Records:

= = = = = = =

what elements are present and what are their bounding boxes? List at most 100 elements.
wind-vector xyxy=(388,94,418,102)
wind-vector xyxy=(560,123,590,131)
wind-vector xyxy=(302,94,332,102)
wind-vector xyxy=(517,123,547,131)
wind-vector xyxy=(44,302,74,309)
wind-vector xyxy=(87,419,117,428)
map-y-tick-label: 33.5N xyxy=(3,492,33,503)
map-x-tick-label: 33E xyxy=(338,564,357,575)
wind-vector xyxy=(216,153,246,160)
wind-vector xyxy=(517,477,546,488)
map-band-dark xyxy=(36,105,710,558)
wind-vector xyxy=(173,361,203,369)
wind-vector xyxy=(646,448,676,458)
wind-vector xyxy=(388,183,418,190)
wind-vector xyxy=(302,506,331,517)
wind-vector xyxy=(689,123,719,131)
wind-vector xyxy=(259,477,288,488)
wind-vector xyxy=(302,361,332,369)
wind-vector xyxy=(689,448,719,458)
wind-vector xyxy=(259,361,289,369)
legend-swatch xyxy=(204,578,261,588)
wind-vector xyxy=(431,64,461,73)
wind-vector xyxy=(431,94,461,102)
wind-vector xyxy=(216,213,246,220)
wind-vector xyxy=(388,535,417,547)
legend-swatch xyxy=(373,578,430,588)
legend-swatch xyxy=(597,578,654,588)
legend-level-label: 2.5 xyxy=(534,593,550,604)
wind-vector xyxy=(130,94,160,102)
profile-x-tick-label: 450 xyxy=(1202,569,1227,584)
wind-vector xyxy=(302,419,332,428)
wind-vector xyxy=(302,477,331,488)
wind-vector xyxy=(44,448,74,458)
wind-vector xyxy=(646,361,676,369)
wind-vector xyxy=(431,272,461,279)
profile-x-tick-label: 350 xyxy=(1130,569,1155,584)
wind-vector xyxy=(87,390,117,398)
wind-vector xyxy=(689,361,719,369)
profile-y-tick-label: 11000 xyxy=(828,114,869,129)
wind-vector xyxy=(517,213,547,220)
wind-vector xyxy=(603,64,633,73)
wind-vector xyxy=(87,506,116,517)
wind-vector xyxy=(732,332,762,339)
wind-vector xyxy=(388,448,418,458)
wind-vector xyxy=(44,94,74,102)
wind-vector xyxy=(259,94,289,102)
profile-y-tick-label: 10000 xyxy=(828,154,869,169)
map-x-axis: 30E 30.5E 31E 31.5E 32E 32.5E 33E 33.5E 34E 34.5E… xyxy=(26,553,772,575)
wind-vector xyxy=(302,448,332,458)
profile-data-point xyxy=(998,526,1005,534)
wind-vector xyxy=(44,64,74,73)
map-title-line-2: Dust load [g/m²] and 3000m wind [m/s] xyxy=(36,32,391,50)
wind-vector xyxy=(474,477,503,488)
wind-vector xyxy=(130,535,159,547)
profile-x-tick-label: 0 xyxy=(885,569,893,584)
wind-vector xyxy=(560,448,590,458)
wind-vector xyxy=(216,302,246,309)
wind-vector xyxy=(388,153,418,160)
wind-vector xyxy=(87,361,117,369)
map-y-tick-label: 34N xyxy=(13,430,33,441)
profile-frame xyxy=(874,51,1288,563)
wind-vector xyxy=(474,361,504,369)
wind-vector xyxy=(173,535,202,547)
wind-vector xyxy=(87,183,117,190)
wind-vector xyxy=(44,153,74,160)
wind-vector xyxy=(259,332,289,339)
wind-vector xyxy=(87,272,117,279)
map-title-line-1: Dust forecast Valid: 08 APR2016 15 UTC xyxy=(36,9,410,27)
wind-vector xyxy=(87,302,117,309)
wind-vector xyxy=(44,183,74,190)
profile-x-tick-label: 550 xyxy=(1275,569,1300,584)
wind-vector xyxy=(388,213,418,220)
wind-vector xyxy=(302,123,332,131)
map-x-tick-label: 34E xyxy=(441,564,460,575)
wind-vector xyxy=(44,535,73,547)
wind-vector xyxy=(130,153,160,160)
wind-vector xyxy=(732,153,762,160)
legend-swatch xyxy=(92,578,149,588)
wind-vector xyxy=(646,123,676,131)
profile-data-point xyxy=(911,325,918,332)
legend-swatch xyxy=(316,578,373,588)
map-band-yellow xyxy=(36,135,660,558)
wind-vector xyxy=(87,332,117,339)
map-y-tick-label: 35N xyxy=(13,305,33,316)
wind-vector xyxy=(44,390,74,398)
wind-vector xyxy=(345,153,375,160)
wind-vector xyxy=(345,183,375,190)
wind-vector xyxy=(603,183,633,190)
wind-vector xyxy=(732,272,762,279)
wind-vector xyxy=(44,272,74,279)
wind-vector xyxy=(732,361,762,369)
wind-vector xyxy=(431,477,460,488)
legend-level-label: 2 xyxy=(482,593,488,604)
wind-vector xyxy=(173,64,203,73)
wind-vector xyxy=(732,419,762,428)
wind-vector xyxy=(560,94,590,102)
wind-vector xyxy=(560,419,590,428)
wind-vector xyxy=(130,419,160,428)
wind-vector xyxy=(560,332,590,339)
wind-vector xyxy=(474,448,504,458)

= = = = = = =

- [Requirement]: Quote all of the data above verbatim, keeping every line unchanged.

- [Solution below]:
what elements are present and what are their bounding boxes? List at most 100 elements.
wind-vector xyxy=(388,94,418,102)
wind-vector xyxy=(560,123,590,131)
wind-vector xyxy=(302,94,332,102)
wind-vector xyxy=(517,123,547,131)
wind-vector xyxy=(44,302,74,309)
wind-vector xyxy=(87,419,117,428)
map-y-tick-label: 33.5N xyxy=(3,492,33,503)
map-x-tick-label: 33E xyxy=(338,564,357,575)
wind-vector xyxy=(216,153,246,160)
wind-vector xyxy=(517,477,546,488)
map-band-dark xyxy=(36,105,710,558)
wind-vector xyxy=(173,361,203,369)
wind-vector xyxy=(646,448,676,458)
wind-vector xyxy=(388,183,418,190)
wind-vector xyxy=(302,506,331,517)
wind-vector xyxy=(689,123,719,131)
wind-vector xyxy=(259,477,288,488)
wind-vector xyxy=(302,361,332,369)
wind-vector xyxy=(689,448,719,458)
wind-vector xyxy=(259,361,289,369)
legend-swatch xyxy=(204,578,261,588)
wind-vector xyxy=(431,64,461,73)
wind-vector xyxy=(431,94,461,102)
wind-vector xyxy=(216,213,246,220)
wind-vector xyxy=(388,535,417,547)
legend-swatch xyxy=(373,578,430,588)
legend-swatch xyxy=(597,578,654,588)
legend-level-label: 2.5 xyxy=(534,593,550,604)
wind-vector xyxy=(130,94,160,102)
profile-x-tick-label: 450 xyxy=(1202,569,1227,584)
wind-vector xyxy=(302,419,332,428)
wind-vector xyxy=(302,477,331,488)
wind-vector xyxy=(44,448,74,458)
wind-vector xyxy=(646,361,676,369)
wind-vector xyxy=(431,272,461,279)
profile-x-tick-label: 350 xyxy=(1130,569,1155,584)
wind-vector xyxy=(87,390,117,398)
wind-vector xyxy=(689,361,719,369)
profile-y-tick-label: 11000 xyxy=(828,114,869,129)
wind-vector xyxy=(517,213,547,220)
wind-vector xyxy=(603,64,633,73)
wind-vector xyxy=(87,506,116,517)
wind-vector xyxy=(732,332,762,339)
wind-vector xyxy=(388,448,418,458)
wind-vector xyxy=(44,94,74,102)
wind-vector xyxy=(259,94,289,102)
profile-y-tick-label: 10000 xyxy=(828,154,869,169)
map-x-axis: 30E 30.5E 31E 31.5E 32E 32.5E 33E 33.5E 34E 34.5E… xyxy=(26,553,772,575)
wind-vector xyxy=(302,448,332,458)
profile-data-point xyxy=(998,526,1005,534)
wind-vector xyxy=(44,64,74,73)
map-title-line-2: Dust load [g/m²] and 3000m wind [m/s] xyxy=(36,32,391,50)
wind-vector xyxy=(474,477,503,488)
wind-vector xyxy=(130,535,159,547)
profile-x-tick-label: 0 xyxy=(885,569,893,584)
wind-vector xyxy=(560,448,590,458)
wind-vector xyxy=(216,302,246,309)
wind-vector xyxy=(388,153,418,160)
wind-vector xyxy=(87,361,117,369)
map-y-tick-label: 34N xyxy=(13,430,33,441)
profile-frame xyxy=(874,51,1288,563)
wind-vector xyxy=(474,361,504,369)
wind-vector xyxy=(173,535,202,547)
wind-vector xyxy=(87,183,117,190)
wind-vector xyxy=(44,153,74,160)
wind-vector xyxy=(259,332,289,339)
wind-vector xyxy=(87,272,117,279)
map-title-line-1: Dust forecast Valid: 08 APR2016 15 UTC xyxy=(36,9,410,27)
wind-vector xyxy=(87,302,117,309)
wind-vector xyxy=(44,183,74,190)
profile-x-tick-label: 550 xyxy=(1275,569,1300,584)
wind-vector xyxy=(388,213,418,220)
wind-vector xyxy=(302,123,332,131)
map-x-tick-label: 34E xyxy=(441,564,460,575)
wind-vector xyxy=(44,535,73,547)
wind-vector xyxy=(130,153,160,160)
wind-vector xyxy=(732,153,762,160)
legend-swatch xyxy=(92,578,149,588)
wind-vector xyxy=(646,123,676,131)
profile-data-point xyxy=(911,325,918,332)
legend-swatch xyxy=(316,578,373,588)
map-band-yellow xyxy=(36,135,660,558)
wind-vector xyxy=(87,332,117,339)
map-y-tick-label: 35N xyxy=(13,305,33,316)
wind-vector xyxy=(44,390,74,398)
wind-vector xyxy=(345,153,375,160)
wind-vector xyxy=(345,183,375,190)
wind-vector xyxy=(603,183,633,190)
wind-vector xyxy=(732,272,762,279)
wind-vector xyxy=(44,272,74,279)
wind-vector xyxy=(732,361,762,369)
wind-vector xyxy=(431,477,460,488)
legend-level-label: 2 xyxy=(482,593,488,604)
wind-vector xyxy=(173,64,203,73)
wind-vector xyxy=(732,419,762,428)
wind-vector xyxy=(560,94,590,102)
wind-vector xyxy=(560,419,590,428)
wind-vector xyxy=(130,419,160,428)
wind-vector xyxy=(560,332,590,339)
wind-vector xyxy=(474,448,504,458)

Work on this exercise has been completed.